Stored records
start

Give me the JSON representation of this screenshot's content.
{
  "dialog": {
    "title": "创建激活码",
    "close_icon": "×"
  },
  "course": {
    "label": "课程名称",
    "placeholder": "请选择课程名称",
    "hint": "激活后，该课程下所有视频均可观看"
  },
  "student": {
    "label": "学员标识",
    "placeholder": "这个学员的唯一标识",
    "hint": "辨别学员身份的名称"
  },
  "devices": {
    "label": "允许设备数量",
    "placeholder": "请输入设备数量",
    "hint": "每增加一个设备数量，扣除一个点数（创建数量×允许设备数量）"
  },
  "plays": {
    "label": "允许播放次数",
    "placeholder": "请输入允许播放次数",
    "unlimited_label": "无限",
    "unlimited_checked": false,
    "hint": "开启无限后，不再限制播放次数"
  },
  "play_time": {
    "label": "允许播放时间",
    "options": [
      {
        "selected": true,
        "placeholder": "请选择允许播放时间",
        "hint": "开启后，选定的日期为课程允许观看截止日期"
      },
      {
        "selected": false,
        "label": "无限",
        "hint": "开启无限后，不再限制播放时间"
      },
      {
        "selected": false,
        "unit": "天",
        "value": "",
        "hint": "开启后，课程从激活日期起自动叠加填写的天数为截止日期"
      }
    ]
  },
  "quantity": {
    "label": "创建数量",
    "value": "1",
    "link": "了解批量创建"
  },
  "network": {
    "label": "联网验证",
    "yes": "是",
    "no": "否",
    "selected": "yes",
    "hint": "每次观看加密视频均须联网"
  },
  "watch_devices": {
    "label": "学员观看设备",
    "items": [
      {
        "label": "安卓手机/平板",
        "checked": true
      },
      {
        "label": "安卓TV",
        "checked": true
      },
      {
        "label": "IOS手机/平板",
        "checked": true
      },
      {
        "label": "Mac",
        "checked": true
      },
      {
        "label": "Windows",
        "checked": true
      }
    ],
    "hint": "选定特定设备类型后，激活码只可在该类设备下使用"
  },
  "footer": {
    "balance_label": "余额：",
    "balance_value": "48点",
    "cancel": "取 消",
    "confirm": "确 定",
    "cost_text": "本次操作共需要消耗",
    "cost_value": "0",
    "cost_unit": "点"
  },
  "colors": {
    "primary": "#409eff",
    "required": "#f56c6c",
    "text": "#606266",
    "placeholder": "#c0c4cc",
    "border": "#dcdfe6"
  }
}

end

# Given request
Above are the records; retype every one exactly.

# Exercise answer
Give me the JSON representation of this screenshot's content.
{
  "dialog": {
    "title": "创建激活码",
    "close_icon": "×"
  },
  "course": {
    "label": "课程名称",
    "placeholder": "请选择课程名称",
    "hint": "激活后，该课程下所有视频均可观看"
  },
  "student": {
    "label": "学员标识",
    "placeholder": "这个学员的唯一标识",
    "hint": "辨别学员身份的名称"
  },
  "devices": {
    "label": "允许设备数量",
    "placeholder": "请输入设备数量",
    "hint": "每增加一个设备数量，扣除一个点数（创建数量×允许设备数量）"
  },
  "plays": {
    "label": "允许播放次数",
    "placeholder": "请输入允许播放次数",
    "unlimited_label": "无限",
    "unlimited_checked": false,
    "hint": "开启无限后，不再限制播放次数"
  },
  "play_time": {
    "label": "允许播放时间",
    "options": [
      {
        "selected": true,
        "placeholder": "请选择允许播放时间",
        "hint": "开启后，选定的日期为课程允许观看截止日期"
      },
      {
        "selected": false,
        "label": "无限",
        "hint": "开启无限后，不再限制播放时间"
      },
      {
        "selected": false,
        "unit": "天",
        "value": "",
        "hint": "开启后，课程从激活日期起自动叠加填写的天数为截止日期"
      }
    ]
  },
  "quantity": {
    "label": "创建数量",
    "value": "1",
    "link": "了解批量创建"
  },
  "network": {
    "label": "联网验证",
    "yes": "是",
    "no": "否",
    "selected": "yes",
    "hint": "每次观看加密视频均须联网"
  },
  "watch_devices": {
    "label": "学员观看设备",
    "items": [
      {
        "label": "安卓手机/平板",
        "checked": true
      },
      {
        "label": "安卓TV",
        "checked": true
      },
      {
        "label": "IOS手机/平板",
        "checked": true
      },
      {
        "label": "Mac",
        "checked": true
      },
      {
        "label": "Windows",
        "checked": true
      }
    ],
    "hint": "选定特定设备类型后，激活码只可在该类设备下使用"
  },
  "footer": {
    "balance_label": "余额：",
    "balance_value": "48点",
    "cancel": "取 消",
    "confirm": "确 定",
    "cost_text": "本次操作共需要消耗",
    "cost_value": "0",
    "cost_unit": "点"
  },
  "colors": {
    "primary": "#409eff",
    "required": "#f56c6c",
    "text": "#606266",
    "placeholder": "#c0c4cc",
    "border": "#dcdfe6"
  }
}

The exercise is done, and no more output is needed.